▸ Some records
--- start ---
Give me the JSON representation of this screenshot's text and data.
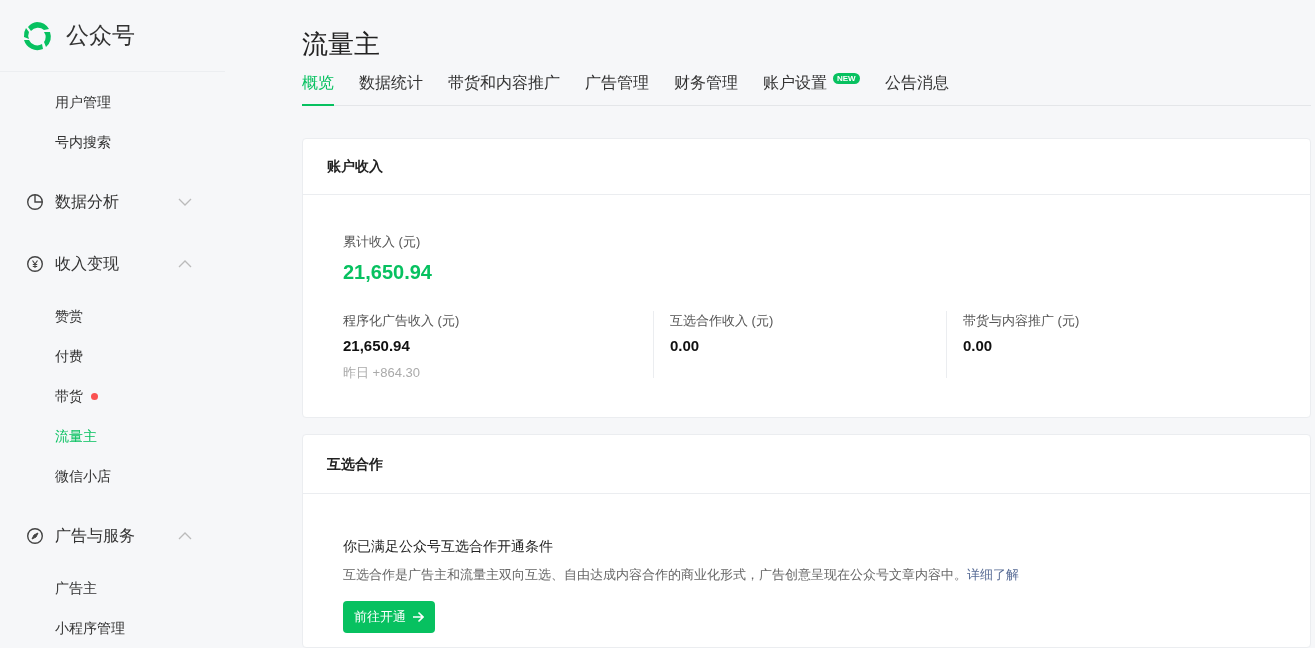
{
  "brand": {
    "name": "公众号"
  },
  "sidebar": {
    "items": [
      {
        "kind": "link",
        "label": "用户管理",
        "selected": false,
        "dot": false
      },
      {
        "kind": "link",
        "label": "号内搜索",
        "selected": false,
        "dot": false
      },
      {
        "kind": "group",
        "label": "数据分析",
        "expanded": false
      },
      {
        "kind": "group",
        "label": "收入变现",
        "expanded": true,
        "children": [
          {
            "kind": "link",
            "label": "赞赏",
            "selected": false,
            "dot": false
          },
          {
            "kind": "link",
            "label": "付费",
            "selected": false,
            "dot": false
          },
          {
            "kind": "link",
            "label": "带货",
            "selected": false,
            "dot": true
          },
          {
            "kind": "link",
            "label": "流量主",
            "selected": true,
            "dot": false
          },
          {
            "kind": "link",
            "label": "微信小店",
            "selected": false,
            "dot": false
          }
        ]
      },
      {
        "kind": "group",
        "label": "广告与服务",
        "expanded": true,
        "children": [
          {
            "kind": "link",
            "label": "广告主",
            "selected": false,
            "dot": false
          },
          {
            "kind": "link",
            "label": "小程序管理",
            "selected": false,
            "dot": false
          }
        ]
      }
    ]
  },
  "page": {
    "title": "流量主"
  },
  "tabs": [
    {
      "label": "概览",
      "selected": true
    },
    {
      "label": "数据统计",
      "selected": false
    },
    {
      "label": "带货和内容推广",
      "selected": false
    },
    {
      "label": "广告管理",
      "selected": false
    },
    {
      "label": "财务管理",
      "selected": false
    },
    {
      "label": "账户设置",
      "selected": false,
      "badge": "NEW"
    },
    {
      "label": "公告消息",
      "selected": false
    }
  ],
  "income_card": {
    "title": "账户收入",
    "total_label": "累计收入 (元)",
    "total_value": "21,650.94",
    "stats": [
      {
        "label": "程序化广告收入 (元)",
        "value": "21,650.94",
        "note": "昨日 +864.30"
      },
      {
        "label": "互选合作收入 (元)",
        "value": "0.00"
      },
      {
        "label": "带货与内容推广 (元)",
        "value": "0.00"
      }
    ]
  },
  "coop_card": {
    "title": "互选合作",
    "heading": "你已满足公众号互选合作开通条件",
    "description": "互选合作是广告主和流量主双向互选、自由达成内容合作的商业化形式，广告创意呈现在公众号文章内容中。",
    "link": "详细了解",
    "button": "前往开通"
  }
}
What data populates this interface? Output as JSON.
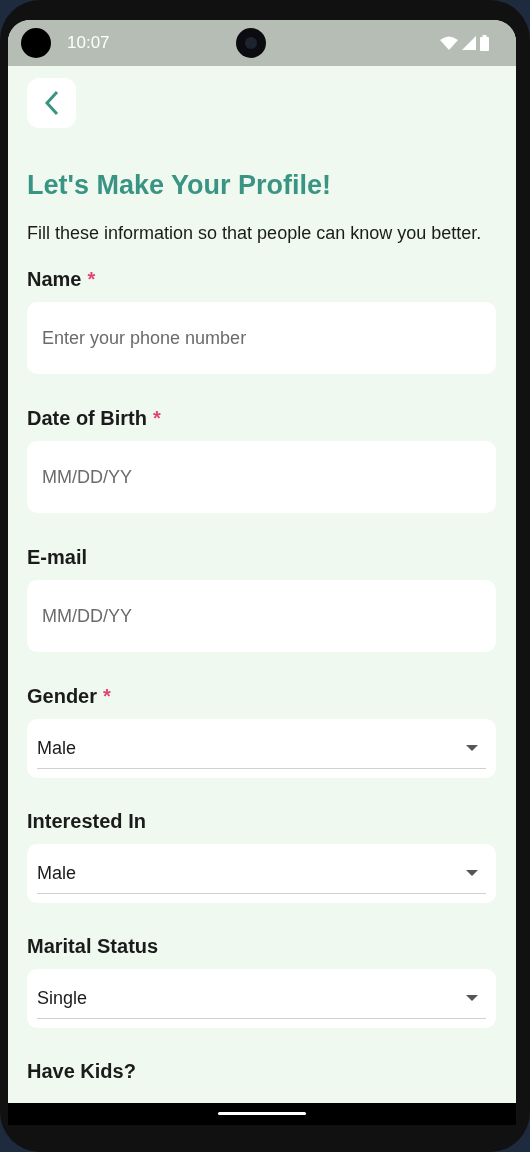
{
  "status_bar": {
    "time": "10:07"
  },
  "title": "Let's Make Your Profile!",
  "subtitle": "Fill these information so that people can know you better.",
  "fields": [
    {
      "kind": "text",
      "label": "Name",
      "required_mark": "*",
      "placeholder": "Enter your phone number"
    },
    {
      "kind": "text",
      "label": "Date of Birth",
      "required_mark": "*",
      "placeholder": "MM/DD/YY"
    },
    {
      "kind": "text",
      "label": "E-mail",
      "placeholder": "MM/DD/YY"
    },
    {
      "kind": "dropdown",
      "label": "Gender",
      "required_mark": "*",
      "value": "Male"
    },
    {
      "kind": "dropdown",
      "label": "Interested In",
      "value": "Male"
    },
    {
      "kind": "dropdown",
      "label": "Marital Status",
      "value": "Single"
    },
    {
      "kind": "heading",
      "label": "Have Kids?"
    }
  ]
}
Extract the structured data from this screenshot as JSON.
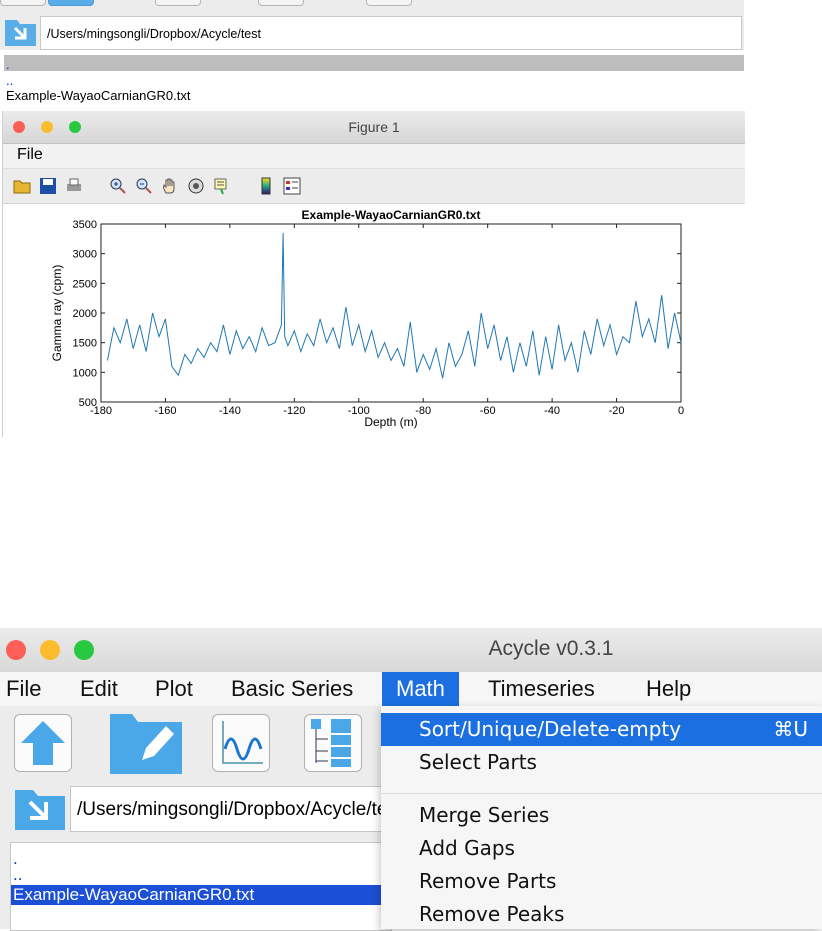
{
  "top_app": {
    "path": "/Users/mingsongli/Dropbox/Acycle/test",
    "file_list": [
      ".",
      "..",
      "Example-WayaoCarnianGR0.txt"
    ]
  },
  "figure_window": {
    "title": "Figure 1",
    "menu": [
      "File"
    ],
    "toolbar_icons": [
      "open-folder-icon",
      "save-icon",
      "print-icon",
      "zoom-in-icon",
      "zoom-out-icon",
      "pan-hand-icon",
      "rotate-3d-icon",
      "data-cursor-icon",
      "colorbar-icon",
      "legend-icon"
    ]
  },
  "chart_data": {
    "type": "line",
    "title": "Example-WayaoCarnianGR0.txt",
    "xlabel": "Depth (m)",
    "ylabel": "Gamma ray (cpm)",
    "xlim": [
      -180,
      0
    ],
    "ylim": [
      500,
      3500
    ],
    "xticks": [
      -180,
      -160,
      -140,
      -120,
      -100,
      -80,
      -60,
      -40,
      -20,
      0
    ],
    "yticks": [
      500,
      1000,
      1500,
      2000,
      2500,
      3000,
      3500
    ],
    "color": "#1f77b4",
    "x": [
      -178,
      -176,
      -174,
      -172,
      -170,
      -168,
      -166,
      -164,
      -162,
      -160,
      -158,
      -156,
      -154,
      -152,
      -150,
      -148,
      -146,
      -144,
      -142,
      -140,
      -138,
      -136,
      -134,
      -132,
      -130,
      -128,
      -126,
      -124,
      -123.5,
      -123,
      -122,
      -120,
      -118,
      -116,
      -114,
      -112,
      -110,
      -108,
      -106,
      -104,
      -102,
      -100,
      -98,
      -96,
      -94,
      -92,
      -90,
      -88,
      -86,
      -84,
      -82,
      -80,
      -78,
      -76,
      -74,
      -72,
      -70,
      -68,
      -66,
      -64,
      -62,
      -60,
      -58,
      -56,
      -54,
      -52,
      -50,
      -48,
      -46,
      -44,
      -42,
      -40,
      -38,
      -36,
      -34,
      -32,
      -30,
      -28,
      -26,
      -24,
      -22,
      -20,
      -18,
      -16,
      -14,
      -12,
      -10,
      -8,
      -6,
      -4,
      -2,
      0
    ],
    "y": [
      1200,
      1750,
      1500,
      1900,
      1400,
      1800,
      1350,
      2000,
      1600,
      1900,
      1100,
      950,
      1300,
      1150,
      1400,
      1250,
      1500,
      1350,
      1800,
      1300,
      1700,
      1400,
      1600,
      1350,
      1750,
      1450,
      1500,
      1800,
      3350,
      1600,
      1450,
      1700,
      1350,
      1650,
      1450,
      1900,
      1500,
      1750,
      1400,
      2100,
      1450,
      1800,
      1350,
      1700,
      1250,
      1500,
      1200,
      1400,
      1100,
      1850,
      1000,
      1300,
      1050,
      1400,
      900,
      1500,
      1100,
      1300,
      1700,
      1100,
      2000,
      1400,
      1800,
      1200,
      1600,
      1000,
      1500,
      1100,
      1700,
      950,
      1600,
      1050,
      1800,
      1200,
      1500,
      1000,
      1700,
      1300,
      1900,
      1450,
      1800,
      1300,
      1600,
      1500,
      2200,
      1600,
      1900,
      1500,
      2300,
      1400,
      2000,
      1500
    ]
  },
  "acycle": {
    "title": "Acycle v0.3.1",
    "menu": [
      "File",
      "Edit",
      "Plot",
      "Basic Series",
      "Math",
      "Timeseries",
      "Help"
    ],
    "active_menu": "Math",
    "toolbar_icons": [
      "up-arrow-icon",
      "edit-folder-icon",
      "plot-wave-icon",
      "tree-structure-icon"
    ],
    "path": "/Users/mingsongli/Dropbox/Acycle/test",
    "file_list": [
      ".",
      "..",
      "Example-WayaoCarnianGR0.txt"
    ],
    "selected_file": "Example-WayaoCarnianGR0.txt"
  },
  "math_menu": {
    "items": [
      {
        "label": "Sort/Unique/Delete-empty",
        "shortcut": "⌘U"
      },
      {
        "label": "Select Parts",
        "shortcut": ""
      },
      {
        "label": "Merge Series",
        "shortcut": ""
      },
      {
        "label": "Add Gaps",
        "shortcut": ""
      },
      {
        "label": "Remove Parts",
        "shortcut": ""
      },
      {
        "label": "Remove Peaks",
        "shortcut": ""
      }
    ]
  }
}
--- end ---
Restate each entry word for word, please, but drop any images it holds.

▸ Answer to this task
Give me the JSON representation of this screenshot's text and data.
{
  "brand": {
    "name": "公众号"
  },
  "sidebar": {
    "items": [
      {
        "kind": "link",
        "label": "用户管理",
        "selected": false,
        "dot": false
      },
      {
        "kind": "link",
        "label": "号内搜索",
        "selected": false,
        "dot": false
      },
      {
        "kind": "group",
        "label": "数据分析",
        "expanded": false
      },
      {
        "kind": "group",
        "label": "收入变现",
        "expanded": true,
        "children": [
          {
            "kind": "link",
            "label": "赞赏",
            "selected": false,
            "dot": false
          },
          {
            "kind": "link",
            "label": "付费",
            "selected": false,
            "dot": false
          },
          {
            "kind": "link",
            "label": "带货",
            "selected": false,
            "dot": true
          },
          {
            "kind": "link",
            "label": "流量主",
            "selected": true,
            "dot": false
          },
          {
            "kind": "link",
            "label": "微信小店",
            "selected": false,
            "dot": false
          }
        ]
      },
      {
        "kind": "group",
        "label": "广告与服务",
        "expanded": true,
        "children": [
          {
            "kind": "link",
            "label": "广告主",
            "selected": false,
            "dot": false
          },
          {
            "kind": "link",
            "label": "小程序管理",
            "selected": false,
            "dot": false
          }
        ]
      }
    ]
  },
  "page": {
    "title": "流量主"
  },
  "tabs": [
    {
      "label": "概览",
      "selected": true
    },
    {
      "label": "数据统计",
      "selected": false
    },
    {
      "label": "带货和内容推广",
      "selected": false
    },
    {
      "label": "广告管理",
      "selected": false
    },
    {
      "label": "财务管理",
      "selected": false
    },
    {
      "label": "账户设置",
      "selected": false,
      "badge": "NEW"
    },
    {
      "label": "公告消息",
      "selected": false
    }
  ],
  "income_card": {
    "title": "账户收入",
    "total_label": "累计收入 (元)",
    "total_value": "21,650.94",
    "stats": [
      {
        "label": "程序化广告收入 (元)",
        "value": "21,650.94",
        "note": "昨日 +864.30"
      },
      {
        "label": "互选合作收入 (元)",
        "value": "0.00"
      },
      {
        "label": "带货与内容推广 (元)",
        "value": "0.00"
      }
    ]
  },
  "coop_card": {
    "title": "互选合作",
    "heading": "你已满足公众号互选合作开通条件",
    "description": "互选合作是广告主和流量主双向互选、自由达成内容合作的商业化形式，广告创意呈现在公众号文章内容中。",
    "link": "详细了解",
    "button": "前往开通"
  }
}
What data populates this interface? Output as JSON.
{
  "status_bar": {
    "time": "10:07"
  },
  "title": "Let's Make Your Profile!",
  "subtitle": "Fill these information so that people can know you better.",
  "fields": [
    {
      "kind": "text",
      "label": "Name",
      "required_mark": "*",
      "placeholder": "Enter your phone number"
    },
    {
      "kind": "text",
      "label": "Date of Birth",
      "required_mark": "*",
      "placeholder": "MM/DD/YY"
    },
    {
      "kind": "text",
      "label": "E-mail",
      "placeholder": "MM/DD/YY"
    },
    {
      "kind": "dropdown",
      "label": "Gender",
      "required_mark": "*",
      "value": "Male"
    },
    {
      "kind": "dropdown",
      "label": "Interested In",
      "value": "Male"
    },
    {
      "kind": "dropdown",
      "label": "Marital Status",
      "value": "Single"
    },
    {
      "kind": "heading",
      "label": "Have Kids?"
    }
  ]
}
Extract the structured data from this screenshot as JSON.
{
  "top_app": {
    "path": "/Users/mingsongli/Dropbox/Acycle/test",
    "file_list": [
      ".",
      "..",
      "Example-WayaoCarnianGR0.txt"
    ]
  },
  "figure_window": {
    "title": "Figure 1",
    "menu": [
      "File"
    ],
    "toolbar_icons": [
      "open-folder-icon",
      "save-icon",
      "print-icon",
      "zoom-in-icon",
      "zoom-out-icon",
      "pan-hand-icon",
      "rotate-3d-icon",
      "data-cursor-icon",
      "colorbar-icon",
      "legend-icon"
    ]
  },
  "chart_data": {
    "type": "line",
    "title": "Example-WayaoCarnianGR0.txt",
    "xlabel": "Depth (m)",
    "ylabel": "Gamma ray (cpm)",
    "xlim": [
      -180,
      0
    ],
    "ylim": [
      500,
      3500
    ],
    "xticks": [
      -180,
      -160,
      -140,
      -120,
      -100,
      -80,
      -60,
      -40,
      -20,
      0
    ],
    "yticks": [
      500,
      1000,
      1500,
      2000,
      2500,
      3000,
      3500
    ],
    "color": "#1f77b4",
    "x": [
      -178,
      -176,
      -174,
      -172,
      -170,
      -168,
      -166,
      -164,
      -162,
      -160,
      -158,
      -156,
      -154,
      -152,
      -150,
      -148,
      -146,
      -144,
      -142,
      -140,
      -138,
      -136,
      -134,
      -132,
      -130,
      -128,
      -126,
      -124,
      -123.5,
      -123,
      -122,
      -120,
      -118,
      -116,
      -114,
      -112,
      -110,
      -108,
      -106,
      -104,
      -102,
      -100,
      -98,
      -96,
      -94,
      -92,
      -90,
      -88,
      -86,
      -84,
      -82,
      -80,
      -78,
      -76,
      -74,
      -72,
      -70,
      -68,
      -66,
      -64,
      -62,
      -60,
      -58,
      -56,
      -54,
      -52,
      -50,
      -48,
      -46,
      -44,
      -42,
      -40,
      -38,
      -36,
      -34,
      -32,
      -30,
      -28,
      -26,
      -24,
      -22,
      -20,
      -18,
      -16,
      -14,
      -12,
      -10,
      -8,
      -6,
      -4,
      -2,
      0
    ],
    "y": [
      1200,
      1750,
      1500,
      1900,
      1400,
      1800,
      1350,
      2000,
      1600,
      1900,
      1100,
      950,
      1300,
      1150,
      1400,
      1250,
      1500,
      1350,
      1800,
      1300,
      1700,
      1400,
      1600,
      1350,
      1750,
      1450,
      1500,
      1800,
      3350,
      1600,
      1450,
      1700,
      1350,
      1650,
      1450,
      1900,
      1500,
      1750,
      1400,
      2100,
      1450,
      1800,
      1350,
      1700,
      1250,
      1500,
      1200,
      1400,
      1100,
      1850,
      1000,
      1300,
      1050,
      1400,
      900,
      1500,
      1100,
      1300,
      1700,
      1100,
      2000,
      1400,
      1800,
      1200,
      1600,
      1000,
      1500,
      1100,
      1700,
      950,
      1600,
      1050,
      1800,
      1200,
      1500,
      1000,
      1700,
      1300,
      1900,
      1450,
      1800,
      1300,
      1600,
      1500,
      2200,
      1600,
      1900,
      1500,
      2300,
      1400,
      2000,
      1500
    ]
  },
  "acycle": {
    "title": "Acycle v0.3.1",
    "menu": [
      "File",
      "Edit",
      "Plot",
      "Basic Series",
      "Math",
      "Timeseries",
      "Help"
    ],
    "active_menu": "Math",
    "toolbar_icons": [
      "up-arrow-icon",
      "edit-folder-icon",
      "plot-wave-icon",
      "tree-structure-icon"
    ],
    "path": "/Users/mingsongli/Dropbox/Acycle/test",
    "file_list": [
      ".",
      "..",
      "Example-WayaoCarnianGR0.txt"
    ],
    "selected_file": "Example-WayaoCarnianGR0.txt"
  },
  "math_menu": {
    "items": [
      {
        "label": "Sort/Unique/Delete-empty",
        "shortcut": "⌘U"
      },
      {
        "label": "Select Parts",
        "shortcut": ""
      },
      {
        "label": "Merge Series",
        "shortcut": ""
      },
      {
        "label": "Add Gaps",
        "shortcut": ""
      },
      {
        "label": "Remove Parts",
        "shortcut": ""
      },
      {
        "label": "Remove Peaks",
        "shortcut": ""
      }
    ]
  }
}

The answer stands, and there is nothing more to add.